(Data items)
* BEGIN *
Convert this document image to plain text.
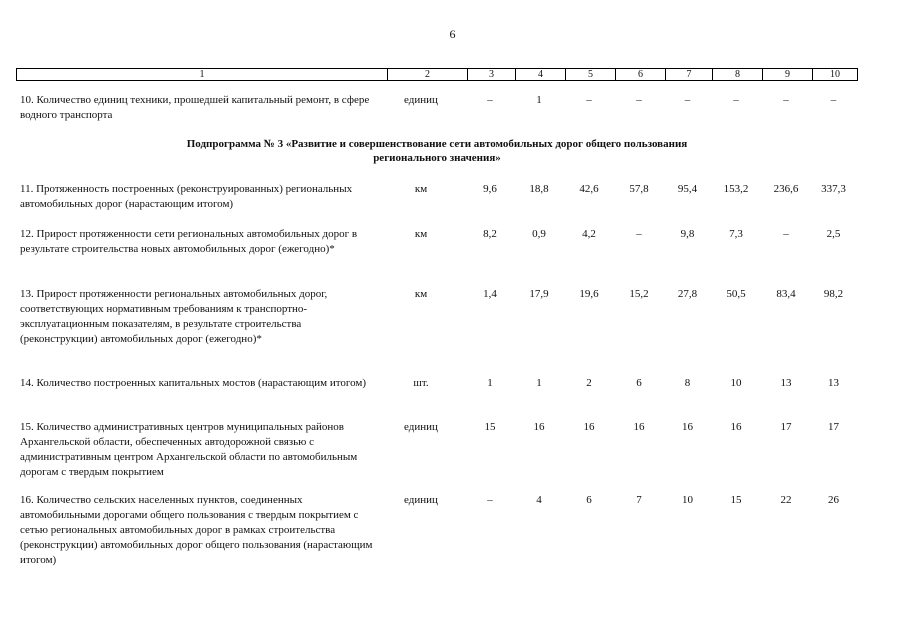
6
1	2	3	4	5	6	7	8	9	10
10. Количество единиц техники, прошедшей капитальный ремонт, в сфере водного транспорта
единиц	–	1	–	–	–	–	–	–
Подпрограмма № 3 «Развитие и совершенствование сети автомобильных дорог общего пользования
регионального значения»
11. Протяженность построенных (реконструированных) региональных автомобильных дорог (нарастающим итогом)
км	9,6	18,8	42,6	57,8	95,4	153,2	236,6	337,3
12. Прирост протяженности сети региональных автомобильных дорог в результате строительства новых автомобильных дорог (ежегодно)*
км	8,2	0,9	4,2	–	9,8	7,3	–	2,5
13. Прирост протяженности региональных автомобильных дорог, соответствующих нормативным требованиям к транспортно-эксплуатационным показателям, в результате строительства (реконструкции) автомобильных дорог (ежегодно)*
км	1,4	17,9	19,6	15,2	27,8	50,5	83,4	98,2
14. Количество построенных капитальных мостов (нарастающим итогом)	шт.	1	1	2	6	8	10	13	13
15. Количество административных центров муниципальных районов Архангельской области, обеспеченных автодорожной связью с административным центром Архангельской области по автомобильным дорогам с твердым покрытием
единиц	15	16	16	16	16	16	17	17
16. Количество сельских населенных пунктов, соединенных автомобильными дорогами общего пользования с твердым покрытием с сетью региональных автомобильных дорог в рамках строительства (реконструкции) автомобильных дорог общего пользования (нарастающим итогом)
единиц	–	4	6	7	10	15	22	26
* END *
Requirement: Make an exact copy of all entries above, dropping the images.

Correct answer:
Convert this document image to plain text.
6
1	2	3	4	5	6	7	8	9	10
10. Количество единиц техники, прошедшей капитальный ремонт, в сфере водного транспорта
единиц	–	1	–	–	–	–	–	–
Подпрограмма № 3 «Развитие и совершенствование сети автомобильных дорог общего пользования
регионального значения»
11. Протяженность построенных (реконструированных) региональных автомобильных дорог (нарастающим итогом)
км	9,6	18,8	42,6	57,8	95,4	153,2	236,6	337,3
12. Прирост протяженности сети региональных автомобильных дорог в результате строительства новых автомобильных дорог (ежегодно)*
км	8,2	0,9	4,2	–	9,8	7,3	–	2,5
13. Прирост протяженности региональных автомобильных дорог, соответствующих нормативным требованиям к транспортно-эксплуатационным показателям, в результате строительства (реконструкции) автомобильных дорог (ежегодно)*
км	1,4	17,9	19,6	15,2	27,8	50,5	83,4	98,2
14. Количество построенных капитальных мостов (нарастающим итогом)	шт.	1	1	2	6	8	10	13	13
15. Количество административных центров муниципальных районов Архангельской области, обеспеченных автодорожной связью с административным центром Архангельской области по автомобильным дорогам с твердым покрытием
единиц	15	16	16	16	16	16	17	17
16. Количество сельских населенных пунктов, соединенных автомобильными дорогами общего пользования с твердым покрытием с сетью региональных автомобильных дорог в рамках строительства (реконструкции) автомобильных дорог общего пользования (нарастающим итогом)
единиц	–	4	6	7	10	15	22	26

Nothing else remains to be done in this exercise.